Given request —
Reproduce the data exactly.

START Input records

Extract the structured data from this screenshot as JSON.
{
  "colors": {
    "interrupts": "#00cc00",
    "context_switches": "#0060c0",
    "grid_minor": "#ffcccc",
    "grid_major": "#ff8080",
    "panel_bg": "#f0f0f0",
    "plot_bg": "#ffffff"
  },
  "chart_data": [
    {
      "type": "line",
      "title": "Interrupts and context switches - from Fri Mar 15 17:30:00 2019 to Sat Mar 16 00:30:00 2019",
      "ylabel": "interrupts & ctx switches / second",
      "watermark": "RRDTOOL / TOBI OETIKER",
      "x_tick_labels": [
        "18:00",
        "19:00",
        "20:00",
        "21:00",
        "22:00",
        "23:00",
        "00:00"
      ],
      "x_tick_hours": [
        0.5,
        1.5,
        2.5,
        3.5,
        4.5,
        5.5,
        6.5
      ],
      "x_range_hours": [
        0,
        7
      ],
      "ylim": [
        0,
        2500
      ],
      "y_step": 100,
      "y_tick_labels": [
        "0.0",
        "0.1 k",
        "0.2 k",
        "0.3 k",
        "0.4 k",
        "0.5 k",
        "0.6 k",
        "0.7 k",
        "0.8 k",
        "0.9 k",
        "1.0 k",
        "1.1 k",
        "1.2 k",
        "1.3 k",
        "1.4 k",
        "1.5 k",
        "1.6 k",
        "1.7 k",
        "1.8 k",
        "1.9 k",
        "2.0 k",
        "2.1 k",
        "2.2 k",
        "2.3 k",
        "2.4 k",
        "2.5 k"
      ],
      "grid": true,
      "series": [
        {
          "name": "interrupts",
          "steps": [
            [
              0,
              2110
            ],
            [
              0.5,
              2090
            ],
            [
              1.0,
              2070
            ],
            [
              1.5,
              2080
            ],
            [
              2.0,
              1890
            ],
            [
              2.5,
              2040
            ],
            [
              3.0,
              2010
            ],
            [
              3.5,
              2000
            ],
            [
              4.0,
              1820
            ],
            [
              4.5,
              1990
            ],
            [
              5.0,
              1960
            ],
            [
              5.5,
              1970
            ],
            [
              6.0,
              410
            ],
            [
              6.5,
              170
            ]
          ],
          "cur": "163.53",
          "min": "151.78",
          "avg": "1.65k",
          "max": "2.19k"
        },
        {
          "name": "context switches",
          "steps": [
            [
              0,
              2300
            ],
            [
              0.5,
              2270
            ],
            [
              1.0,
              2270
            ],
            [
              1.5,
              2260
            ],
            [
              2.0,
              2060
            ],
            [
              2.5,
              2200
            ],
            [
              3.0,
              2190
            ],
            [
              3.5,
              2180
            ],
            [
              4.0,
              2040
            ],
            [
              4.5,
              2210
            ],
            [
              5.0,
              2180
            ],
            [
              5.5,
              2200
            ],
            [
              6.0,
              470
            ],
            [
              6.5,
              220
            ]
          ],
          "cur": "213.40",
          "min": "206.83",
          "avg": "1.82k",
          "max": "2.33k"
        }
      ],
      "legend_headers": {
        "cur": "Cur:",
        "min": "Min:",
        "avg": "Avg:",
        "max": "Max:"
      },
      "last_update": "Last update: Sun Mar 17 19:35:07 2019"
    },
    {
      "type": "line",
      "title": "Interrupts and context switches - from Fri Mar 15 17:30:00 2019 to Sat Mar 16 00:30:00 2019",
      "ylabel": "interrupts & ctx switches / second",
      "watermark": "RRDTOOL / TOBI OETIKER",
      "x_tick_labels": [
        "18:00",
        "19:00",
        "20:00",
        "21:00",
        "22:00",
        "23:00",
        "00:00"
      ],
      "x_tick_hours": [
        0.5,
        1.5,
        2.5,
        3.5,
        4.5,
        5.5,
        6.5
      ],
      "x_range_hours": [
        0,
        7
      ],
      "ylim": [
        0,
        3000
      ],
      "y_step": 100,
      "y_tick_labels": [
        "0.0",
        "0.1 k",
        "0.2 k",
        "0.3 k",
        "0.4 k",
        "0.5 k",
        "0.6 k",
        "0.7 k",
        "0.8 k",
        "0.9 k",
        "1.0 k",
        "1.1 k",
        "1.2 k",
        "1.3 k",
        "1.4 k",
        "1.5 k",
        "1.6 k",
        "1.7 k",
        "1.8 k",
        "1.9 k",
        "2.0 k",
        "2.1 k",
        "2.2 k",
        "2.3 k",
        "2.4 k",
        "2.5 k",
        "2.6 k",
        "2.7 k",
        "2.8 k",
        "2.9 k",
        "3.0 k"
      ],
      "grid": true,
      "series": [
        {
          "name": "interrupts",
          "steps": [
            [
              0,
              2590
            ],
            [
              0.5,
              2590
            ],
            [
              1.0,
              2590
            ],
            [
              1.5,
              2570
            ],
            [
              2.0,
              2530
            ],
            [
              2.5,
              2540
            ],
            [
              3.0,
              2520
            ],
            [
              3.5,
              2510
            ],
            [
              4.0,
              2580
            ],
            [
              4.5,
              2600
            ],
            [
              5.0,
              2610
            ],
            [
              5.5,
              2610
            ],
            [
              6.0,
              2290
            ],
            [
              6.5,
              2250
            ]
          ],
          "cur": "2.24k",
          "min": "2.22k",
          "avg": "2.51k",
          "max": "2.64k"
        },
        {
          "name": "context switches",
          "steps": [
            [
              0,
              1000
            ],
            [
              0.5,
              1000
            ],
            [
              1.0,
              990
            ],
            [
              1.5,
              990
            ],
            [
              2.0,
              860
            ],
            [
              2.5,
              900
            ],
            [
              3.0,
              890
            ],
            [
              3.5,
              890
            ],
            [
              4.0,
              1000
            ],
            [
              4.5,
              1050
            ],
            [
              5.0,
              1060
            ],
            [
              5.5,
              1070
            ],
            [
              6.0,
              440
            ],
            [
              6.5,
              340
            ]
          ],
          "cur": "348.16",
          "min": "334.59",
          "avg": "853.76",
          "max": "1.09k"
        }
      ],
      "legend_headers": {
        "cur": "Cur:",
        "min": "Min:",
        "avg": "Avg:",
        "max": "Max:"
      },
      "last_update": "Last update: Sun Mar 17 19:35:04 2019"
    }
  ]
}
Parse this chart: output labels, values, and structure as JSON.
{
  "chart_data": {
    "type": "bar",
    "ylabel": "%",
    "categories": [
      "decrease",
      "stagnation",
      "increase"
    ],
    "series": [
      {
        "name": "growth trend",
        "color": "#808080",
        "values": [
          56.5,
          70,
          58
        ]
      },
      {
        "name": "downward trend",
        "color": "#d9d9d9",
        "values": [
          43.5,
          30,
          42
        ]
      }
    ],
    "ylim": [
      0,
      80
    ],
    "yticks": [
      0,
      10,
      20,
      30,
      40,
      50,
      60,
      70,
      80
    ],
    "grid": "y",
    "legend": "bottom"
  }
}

END Input records

Full solution —
Extract the structured data from this screenshot as JSON.
{
  "colors": {
    "interrupts": "#00cc00",
    "context_switches": "#0060c0",
    "grid_minor": "#ffcccc",
    "grid_major": "#ff8080",
    "panel_bg": "#f0f0f0",
    "plot_bg": "#ffffff"
  },
  "chart_data": [
    {
      "type": "line",
      "title": "Interrupts and context switches - from Fri Mar 15 17:30:00 2019 to Sat Mar 16 00:30:00 2019",
      "ylabel": "interrupts & ctx switches / second",
      "watermark": "RRDTOOL / TOBI OETIKER",
      "x_tick_labels": [
        "18:00",
        "19:00",
        "20:00",
        "21:00",
        "22:00",
        "23:00",
        "00:00"
      ],
      "x_tick_hours": [
        0.5,
        1.5,
        2.5,
        3.5,
        4.5,
        5.5,
        6.5
      ],
      "x_range_hours": [
        0,
        7
      ],
      "ylim": [
        0,
        2500
      ],
      "y_step": 100,
      "y_tick_labels": [
        "0.0",
        "0.1 k",
        "0.2 k",
        "0.3 k",
        "0.4 k",
        "0.5 k",
        "0.6 k",
        "0.7 k",
        "0.8 k",
        "0.9 k",
        "1.0 k",
        "1.1 k",
        "1.2 k",
        "1.3 k",
        "1.4 k",
        "1.5 k",
        "1.6 k",
        "1.7 k",
        "1.8 k",
        "1.9 k",
        "2.0 k",
        "2.1 k",
        "2.2 k",
        "2.3 k",
        "2.4 k",
        "2.5 k"
      ],
      "grid": true,
      "series": [
        {
          "name": "interrupts",
          "steps": [
            [
              0,
              2110
            ],
            [
              0.5,
              2090
            ],
            [
              1.0,
              2070
            ],
            [
              1.5,
              2080
            ],
            [
              2.0,
              1890
            ],
            [
              2.5,
              2040
            ],
            [
              3.0,
              2010
            ],
            [
              3.5,
              2000
            ],
            [
              4.0,
              1820
            ],
            [
              4.5,
              1990
            ],
            [
              5.0,
              1960
            ],
            [
              5.5,
              1970
            ],
            [
              6.0,
              410
            ],
            [
              6.5,
              170
            ]
          ],
          "cur": "163.53",
          "min": "151.78",
          "avg": "1.65k",
          "max": "2.19k"
        },
        {
          "name": "context switches",
          "steps": [
            [
              0,
              2300
            ],
            [
              0.5,
              2270
            ],
            [
              1.0,
              2270
            ],
            [
              1.5,
              2260
            ],
            [
              2.0,
              2060
            ],
            [
              2.5,
              2200
            ],
            [
              3.0,
              2190
            ],
            [
              3.5,
              2180
            ],
            [
              4.0,
              2040
            ],
            [
              4.5,
              2210
            ],
            [
              5.0,
              2180
            ],
            [
              5.5,
              2200
            ],
            [
              6.0,
              470
            ],
            [
              6.5,
              220
            ]
          ],
          "cur": "213.40",
          "min": "206.83",
          "avg": "1.82k",
          "max": "2.33k"
        }
      ],
      "legend_headers": {
        "cur": "Cur:",
        "min": "Min:",
        "avg": "Avg:",
        "max": "Max:"
      },
      "last_update": "Last update: Sun Mar 17 19:35:07 2019"
    },
    {
      "type": "line",
      "title": "Interrupts and context switches - from Fri Mar 15 17:30:00 2019 to Sat Mar 16 00:30:00 2019",
      "ylabel": "interrupts & ctx switches / second",
      "watermark": "RRDTOOL / TOBI OETIKER",
      "x_tick_labels": [
        "18:00",
        "19:00",
        "20:00",
        "21:00",
        "22:00",
        "23:00",
        "00:00"
      ],
      "x_tick_hours": [
        0.5,
        1.5,
        2.5,
        3.5,
        4.5,
        5.5,
        6.5
      ],
      "x_range_hours": [
        0,
        7
      ],
      "ylim": [
        0,
        3000
      ],
      "y_step": 100,
      "y_tick_labels": [
        "0.0",
        "0.1 k",
        "0.2 k",
        "0.3 k",
        "0.4 k",
        "0.5 k",
        "0.6 k",
        "0.7 k",
        "0.8 k",
        "0.9 k",
        "1.0 k",
        "1.1 k",
        "1.2 k",
        "1.3 k",
        "1.4 k",
        "1.5 k",
        "1.6 k",
        "1.7 k",
        "1.8 k",
        "1.9 k",
        "2.0 k",
        "2.1 k",
        "2.2 k",
        "2.3 k",
        "2.4 k",
        "2.5 k",
        "2.6 k",
        "2.7 k",
        "2.8 k",
        "2.9 k",
        "3.0 k"
      ],
      "grid": true,
      "series": [
        {
          "name": "interrupts",
          "steps": [
            [
              0,
              2590
            ],
            [
              0.5,
              2590
            ],
            [
              1.0,
              2590
            ],
            [
              1.5,
              2570
            ],
            [
              2.0,
              2530
            ],
            [
              2.5,
              2540
            ],
            [
              3.0,
              2520
            ],
            [
              3.5,
              2510
            ],
            [
              4.0,
              2580
            ],
            [
              4.5,
              2600
            ],
            [
              5.0,
              2610
            ],
            [
              5.5,
              2610
            ],
            [
              6.0,
              2290
            ],
            [
              6.5,
              2250
            ]
          ],
          "cur": "2.24k",
          "min": "2.22k",
          "avg": "2.51k",
          "max": "2.64k"
        },
        {
          "name": "context switches",
          "steps": [
            [
              0,
              1000
            ],
            [
              0.5,
              1000
            ],
            [
              1.0,
              990
            ],
            [
              1.5,
              990
            ],
            [
              2.0,
              860
            ],
            [
              2.5,
              900
            ],
            [
              3.0,
              890
            ],
            [
              3.5,
              890
            ],
            [
              4.0,
              1000
            ],
            [
              4.5,
              1050
            ],
            [
              5.0,
              1060
            ],
            [
              5.5,
              1070
            ],
            [
              6.0,
              440
            ],
            [
              6.5,
              340
            ]
          ],
          "cur": "348.16",
          "min": "334.59",
          "avg": "853.76",
          "max": "1.09k"
        }
      ],
      "legend_headers": {
        "cur": "Cur:",
        "min": "Min:",
        "avg": "Avg:",
        "max": "Max:"
      },
      "last_update": "Last update: Sun Mar 17 19:35:04 2019"
    }
  ]
}
Parse this chart: output labels, values, and structure as JSON.
{
  "chart_data": {
    "type": "bar",
    "ylabel": "%",
    "categories": [
      "decrease",
      "stagnation",
      "increase"
    ],
    "series": [
      {
        "name": "growth trend",
        "color": "#808080",
        "values": [
          56.5,
          70,
          58
        ]
      },
      {
        "name": "downward trend",
        "color": "#d9d9d9",
        "values": [
          43.5,
          30,
          42
        ]
      }
    ],
    "ylim": [
      0,
      80
    ],
    "yticks": [
      0,
      10,
      20,
      30,
      40,
      50,
      60,
      70,
      80
    ],
    "grid": "y",
    "legend": "bottom"
  }
}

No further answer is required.